— 서술형 문제 1 —
Wallpaper 로그인 전환 이탈 리포트 노트북에서 KPI로 제시한 지표 세 가지는 무엇인가?
— 서술형 문제 2 —
Wallpaper 로그인 전환 이탈 리포트 노트북의 코드를 마지막 줄 다음부터 이어서 작성해 주세요.
++++ 페이지 발췌
**분석개요**

    A. Wallpaper 로그인 전환 이탈 리포트
        1. KPI
            - PV
            - 다운로드
            - 전환율

In [1]:
# basic
import gc
import os
import sys
import warnings
warnings.filterwarnings(action='ignore') 
from IPython.core.interactiveshell import InteractiveShell
InteractiveShell.ast_node_interactivity = "all"

#--------------------#
# handling
#--------------------#
import math
import time
import random
# import openpyxl
import importlib
import xlsxwriter
import numpy as np
import pandas as pd
from collections import Counter
from datetime import datetime, timedelta
from scipy.stats import pearsonr
import difflib

#--------------------#
# Vis
#--------------------#
import matplotlib
import matplotlib.pyplot as plt
import seaborn as sns
## Vis for jupyter theme
from IPython.display import Image
from jupyterthemes import jtplot
jtplot.style(theme= 'grade3', context='notebook', ticks=True, grid=False) ## dark backgroud jupyter notebook theme
# plt.style.use(['seaborn-white']) ## dark background style ## white style : 'seaborn-white'
plt.style.use(['dark_background']) ## dark background style ## white style : 'seaborn-white'
## Vis for korean 
import matplotlib.font_manager as fm
font_location = '/usr/share/fonts/truetype/nanum/NanumSquareRoundB.ttf'
fprop = fm.FontProperties(fname=font_location)
font_name = fprop.get_name()
matplotlib.rc('font', family=font_name)

In [2]:
#--------------------#
# sphere package
#--------------------#
sys.path.append("/home/das_share/sphere_class/")
import SpherePackage
from SpherePackage import *
for pkg in [SpherePackage] :
    _ = importlib.reload(pkg)

#--------------------#
# kto package
#--------------------#
sys.path.append("../src/")
import kto_config
import kto_util
import kto_prep
from kto_config import *
from kto_prep import *
from kto_util import *

for pkg in [kto_config, kto_prep, kto_util] :
    _ = importlib.reload(pkg)

#-------------------#
# pickle
#-------------------#
sys.path.append("/home/minkyung62/analysis_report/00_custom_analysis/kto_custom/notebook_git/return_pickle.py")
import return_pickle
from return_pickle import *
for pkg in [return_pickle] :
    _ = importlib.reload(pkg)

# 1.Data Import

In [11]:
#------------------------------------------------#
# 1. log Data import
#------------------------------------------------#
## target period
s_date, e_date = '20221020', '20221113' 
today = datetime.strptime(e_date, '%Y%m%d') # today = datetime(2021,5,6)
++++++++
++++ 제공 자료
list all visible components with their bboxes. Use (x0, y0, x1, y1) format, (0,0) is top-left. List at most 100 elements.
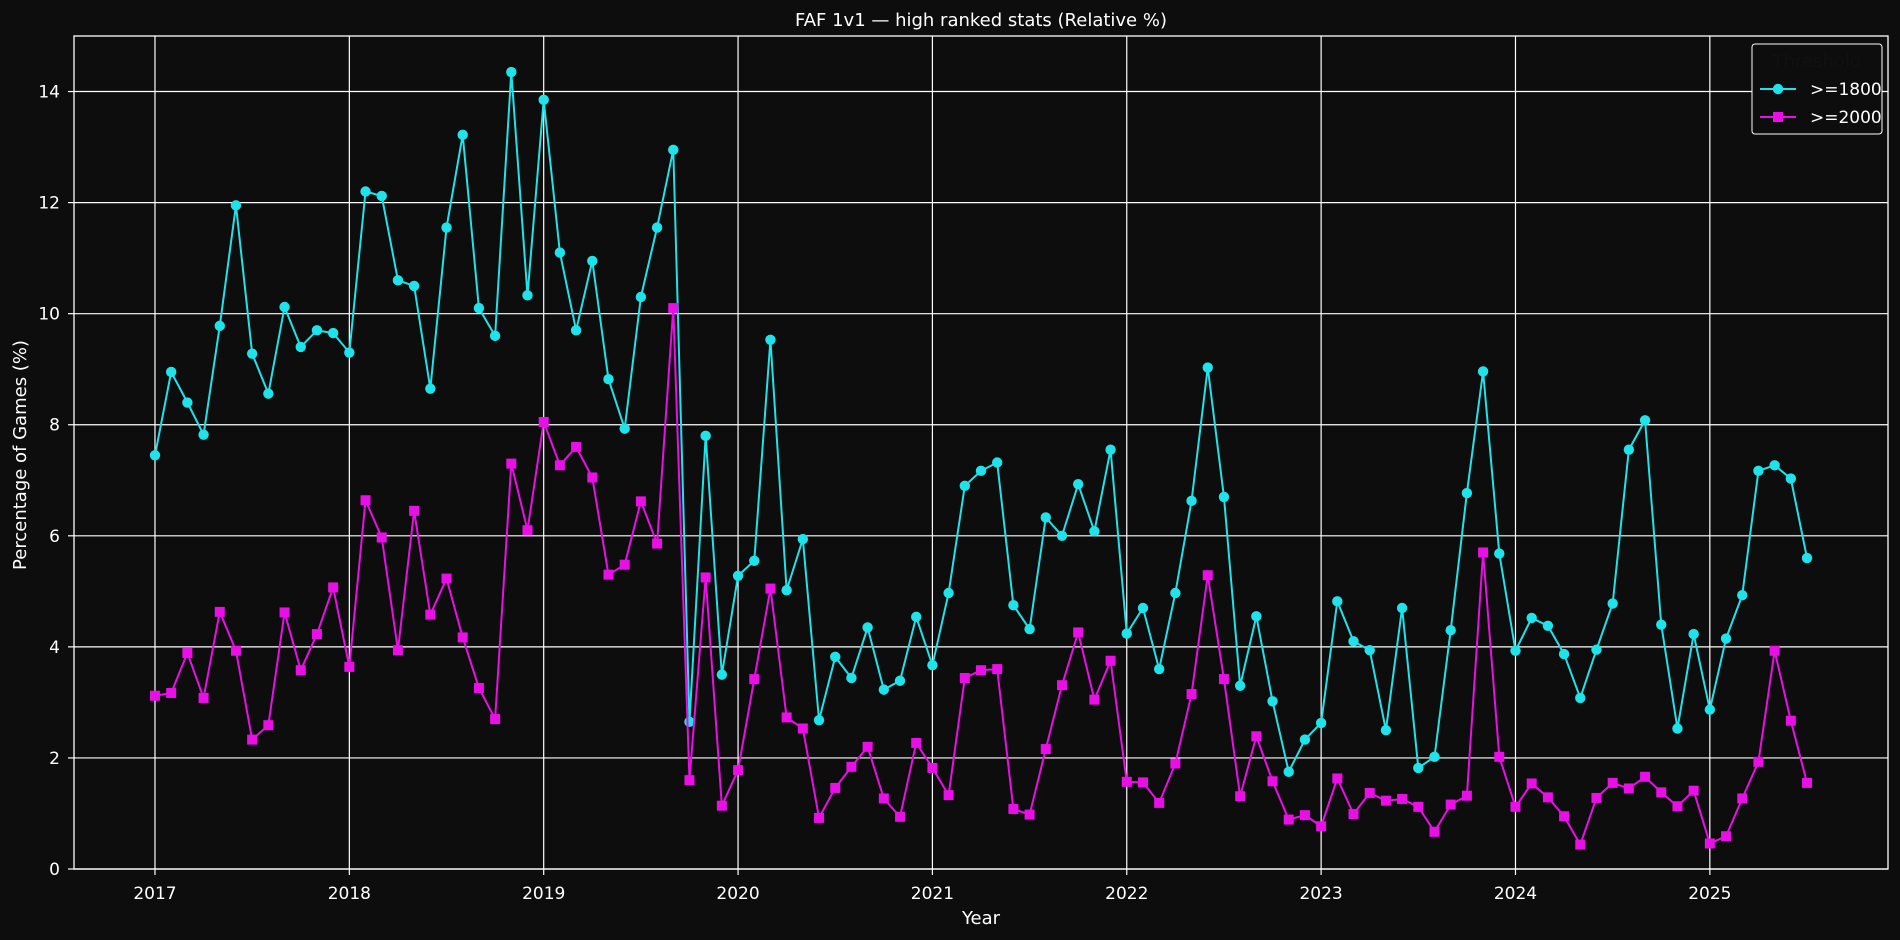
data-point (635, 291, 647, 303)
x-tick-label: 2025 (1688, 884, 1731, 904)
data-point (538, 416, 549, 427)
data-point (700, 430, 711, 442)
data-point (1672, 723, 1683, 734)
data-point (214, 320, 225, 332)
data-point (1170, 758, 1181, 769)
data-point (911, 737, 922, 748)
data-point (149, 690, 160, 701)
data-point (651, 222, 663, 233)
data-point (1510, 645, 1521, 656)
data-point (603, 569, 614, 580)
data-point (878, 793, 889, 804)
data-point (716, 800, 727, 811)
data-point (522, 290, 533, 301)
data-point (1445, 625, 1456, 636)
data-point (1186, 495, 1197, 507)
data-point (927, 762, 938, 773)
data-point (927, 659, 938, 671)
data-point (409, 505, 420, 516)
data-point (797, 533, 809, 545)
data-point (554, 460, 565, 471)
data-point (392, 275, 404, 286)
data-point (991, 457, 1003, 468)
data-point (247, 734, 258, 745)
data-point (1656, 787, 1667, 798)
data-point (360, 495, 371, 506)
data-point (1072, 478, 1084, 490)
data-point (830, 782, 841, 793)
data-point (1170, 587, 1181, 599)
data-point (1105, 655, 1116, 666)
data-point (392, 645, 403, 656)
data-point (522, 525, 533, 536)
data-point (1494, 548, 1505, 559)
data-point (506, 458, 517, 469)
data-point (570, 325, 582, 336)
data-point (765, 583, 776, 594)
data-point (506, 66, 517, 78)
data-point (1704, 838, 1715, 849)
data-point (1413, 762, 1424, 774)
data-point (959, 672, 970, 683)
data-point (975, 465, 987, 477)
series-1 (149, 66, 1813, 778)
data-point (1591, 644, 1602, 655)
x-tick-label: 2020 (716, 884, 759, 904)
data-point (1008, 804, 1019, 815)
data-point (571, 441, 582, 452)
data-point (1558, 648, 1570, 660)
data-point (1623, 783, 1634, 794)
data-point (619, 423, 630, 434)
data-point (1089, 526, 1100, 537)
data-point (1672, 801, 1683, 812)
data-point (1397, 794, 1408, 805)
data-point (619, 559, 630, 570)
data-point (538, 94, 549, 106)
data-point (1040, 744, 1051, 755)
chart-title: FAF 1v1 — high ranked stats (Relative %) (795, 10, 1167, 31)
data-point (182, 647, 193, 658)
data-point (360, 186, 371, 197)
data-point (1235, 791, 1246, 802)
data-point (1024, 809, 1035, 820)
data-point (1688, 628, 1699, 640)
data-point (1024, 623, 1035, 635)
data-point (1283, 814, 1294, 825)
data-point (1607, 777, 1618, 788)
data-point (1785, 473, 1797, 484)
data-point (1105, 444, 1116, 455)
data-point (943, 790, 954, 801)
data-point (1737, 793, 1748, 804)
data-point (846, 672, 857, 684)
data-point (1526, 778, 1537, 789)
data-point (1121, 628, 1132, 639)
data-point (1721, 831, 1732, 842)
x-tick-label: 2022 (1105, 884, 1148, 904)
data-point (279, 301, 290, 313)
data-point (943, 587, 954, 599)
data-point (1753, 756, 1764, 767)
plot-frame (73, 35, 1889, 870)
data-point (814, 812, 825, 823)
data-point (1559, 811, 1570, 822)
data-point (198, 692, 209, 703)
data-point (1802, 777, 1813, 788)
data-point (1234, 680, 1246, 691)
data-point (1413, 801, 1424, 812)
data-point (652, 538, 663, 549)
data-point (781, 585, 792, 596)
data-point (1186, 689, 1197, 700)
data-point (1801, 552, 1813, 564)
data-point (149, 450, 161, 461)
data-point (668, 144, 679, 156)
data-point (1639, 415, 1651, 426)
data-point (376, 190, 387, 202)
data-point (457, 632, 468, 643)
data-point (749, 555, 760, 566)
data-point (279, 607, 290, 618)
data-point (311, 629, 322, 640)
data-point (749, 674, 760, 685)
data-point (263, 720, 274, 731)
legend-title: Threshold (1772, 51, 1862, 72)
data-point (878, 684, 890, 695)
++++++++
++++ 제공 자료
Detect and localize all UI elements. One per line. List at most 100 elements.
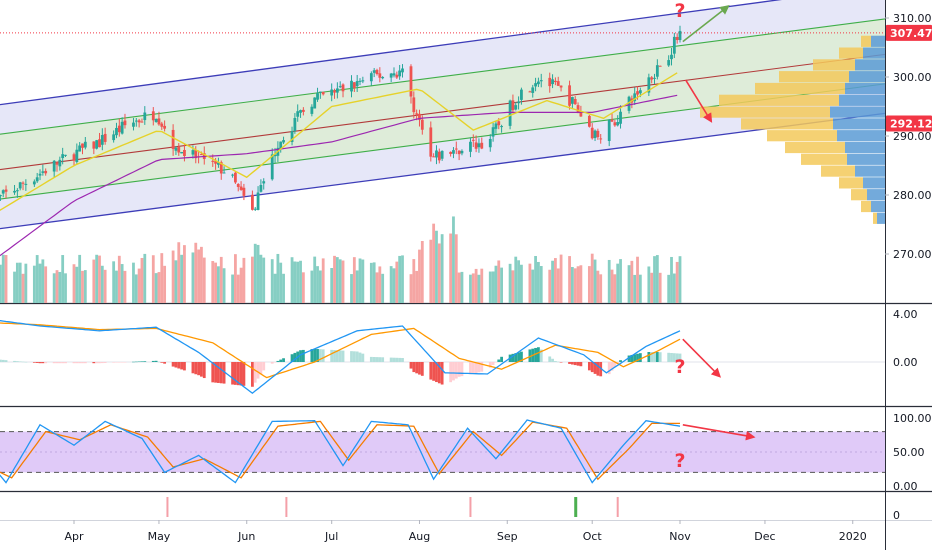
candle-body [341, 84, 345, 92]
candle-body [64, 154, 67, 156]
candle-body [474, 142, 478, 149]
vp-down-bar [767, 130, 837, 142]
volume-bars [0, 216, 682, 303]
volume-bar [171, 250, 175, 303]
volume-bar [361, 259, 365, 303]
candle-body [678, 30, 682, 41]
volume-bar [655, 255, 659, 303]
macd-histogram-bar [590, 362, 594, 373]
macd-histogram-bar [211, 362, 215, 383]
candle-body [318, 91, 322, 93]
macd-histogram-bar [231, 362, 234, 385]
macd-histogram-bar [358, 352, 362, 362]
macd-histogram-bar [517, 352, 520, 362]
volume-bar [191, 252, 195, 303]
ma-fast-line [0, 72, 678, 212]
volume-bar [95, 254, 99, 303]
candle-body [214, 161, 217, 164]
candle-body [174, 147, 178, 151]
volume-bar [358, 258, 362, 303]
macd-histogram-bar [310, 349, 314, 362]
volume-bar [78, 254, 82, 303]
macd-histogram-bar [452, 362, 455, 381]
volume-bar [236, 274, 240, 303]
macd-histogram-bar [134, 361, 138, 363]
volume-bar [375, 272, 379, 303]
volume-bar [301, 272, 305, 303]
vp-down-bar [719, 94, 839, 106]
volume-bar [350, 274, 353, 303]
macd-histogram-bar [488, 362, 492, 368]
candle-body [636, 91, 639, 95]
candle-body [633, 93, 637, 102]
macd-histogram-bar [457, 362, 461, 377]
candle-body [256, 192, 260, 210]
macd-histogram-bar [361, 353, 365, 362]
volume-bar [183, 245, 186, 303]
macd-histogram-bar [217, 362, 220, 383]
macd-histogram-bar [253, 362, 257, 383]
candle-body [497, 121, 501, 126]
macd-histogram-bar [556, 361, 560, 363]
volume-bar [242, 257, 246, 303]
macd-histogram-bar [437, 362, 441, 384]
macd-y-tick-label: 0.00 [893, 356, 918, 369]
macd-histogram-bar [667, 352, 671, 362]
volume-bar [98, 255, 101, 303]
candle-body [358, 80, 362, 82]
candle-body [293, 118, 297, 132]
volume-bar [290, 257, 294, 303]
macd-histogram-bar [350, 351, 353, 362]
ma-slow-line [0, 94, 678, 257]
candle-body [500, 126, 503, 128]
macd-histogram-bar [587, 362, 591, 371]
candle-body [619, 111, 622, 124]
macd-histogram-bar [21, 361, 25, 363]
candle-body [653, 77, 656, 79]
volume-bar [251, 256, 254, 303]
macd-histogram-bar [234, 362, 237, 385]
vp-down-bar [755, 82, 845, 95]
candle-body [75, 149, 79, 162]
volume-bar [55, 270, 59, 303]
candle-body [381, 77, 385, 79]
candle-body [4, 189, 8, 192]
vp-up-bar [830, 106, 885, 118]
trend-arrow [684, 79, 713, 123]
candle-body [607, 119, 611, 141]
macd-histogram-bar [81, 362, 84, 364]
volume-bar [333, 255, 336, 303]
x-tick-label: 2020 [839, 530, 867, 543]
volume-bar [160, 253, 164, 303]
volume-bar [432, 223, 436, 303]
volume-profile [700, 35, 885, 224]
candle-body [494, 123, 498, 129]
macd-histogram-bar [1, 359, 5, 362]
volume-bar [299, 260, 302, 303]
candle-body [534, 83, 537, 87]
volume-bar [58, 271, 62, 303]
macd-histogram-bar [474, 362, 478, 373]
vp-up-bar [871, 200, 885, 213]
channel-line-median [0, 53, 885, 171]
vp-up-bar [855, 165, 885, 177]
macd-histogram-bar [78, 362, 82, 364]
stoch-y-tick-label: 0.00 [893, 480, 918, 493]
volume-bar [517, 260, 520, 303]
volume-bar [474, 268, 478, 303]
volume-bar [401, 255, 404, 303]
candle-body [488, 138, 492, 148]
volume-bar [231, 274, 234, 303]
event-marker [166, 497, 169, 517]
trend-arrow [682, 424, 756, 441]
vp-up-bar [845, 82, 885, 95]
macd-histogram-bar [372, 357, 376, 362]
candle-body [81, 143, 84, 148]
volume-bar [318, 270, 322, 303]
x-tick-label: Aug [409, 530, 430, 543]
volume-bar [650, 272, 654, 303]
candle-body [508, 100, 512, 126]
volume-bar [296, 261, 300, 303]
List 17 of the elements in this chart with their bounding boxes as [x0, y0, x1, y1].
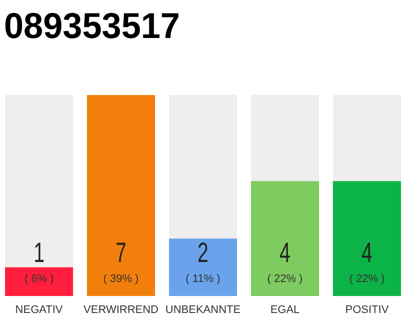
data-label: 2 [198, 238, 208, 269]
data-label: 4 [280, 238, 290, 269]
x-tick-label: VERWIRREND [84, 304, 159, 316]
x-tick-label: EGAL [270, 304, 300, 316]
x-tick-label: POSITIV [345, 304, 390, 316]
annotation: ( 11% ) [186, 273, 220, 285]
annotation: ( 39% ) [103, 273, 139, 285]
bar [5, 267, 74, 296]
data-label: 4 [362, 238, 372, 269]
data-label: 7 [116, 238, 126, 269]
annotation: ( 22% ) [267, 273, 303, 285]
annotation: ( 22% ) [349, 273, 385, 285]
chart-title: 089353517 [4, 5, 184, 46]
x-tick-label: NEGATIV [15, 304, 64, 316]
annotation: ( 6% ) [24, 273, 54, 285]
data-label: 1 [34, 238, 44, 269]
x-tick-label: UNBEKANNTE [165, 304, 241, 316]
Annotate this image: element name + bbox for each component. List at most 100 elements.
++++++++
— 문제 정답 1 —
PV, 다운로드, 전환율

— 문제 정답 2 —
dates = (datetime.strptime(e_date, '%Y%m%d') - datetime.strptime(s_date, '%Y%m%d')).days + 1 
change_date = datetime(2022,11,3)    

df_app_log = ReadFile.read_pickle(e_date=e_date, s_date = s_date)
df_app_log_before = ReadFile.read_pickle(e_date='20221102', s_date='20221020')
df_app_log_after = ReadFile.read_pickle(e_date='20221113', s_date='20221103')

# 2.Preprocess

In [4]:
#------------------------------------------------#
# 1. prep
#------------------------------------------------#
## 1) log
df_app_log = SpherePrep.BasicPrep.basic_prep(df_app_log)                # log data

## 2) user prop
df_prop = SpherePrep.Prop.df_prop_pipe(df_app_log, KEY_ID = [KEY_ID_DEVICE, KEY_ID_USER], drop_none_prop=False)       # user data

## 3) param - 1
# _, df_param_all = DataImport.json_to_dataframe_nodeN(
#     df_app_log, [KEY_ID_DEVICE, KEY_ID_USER]
#     )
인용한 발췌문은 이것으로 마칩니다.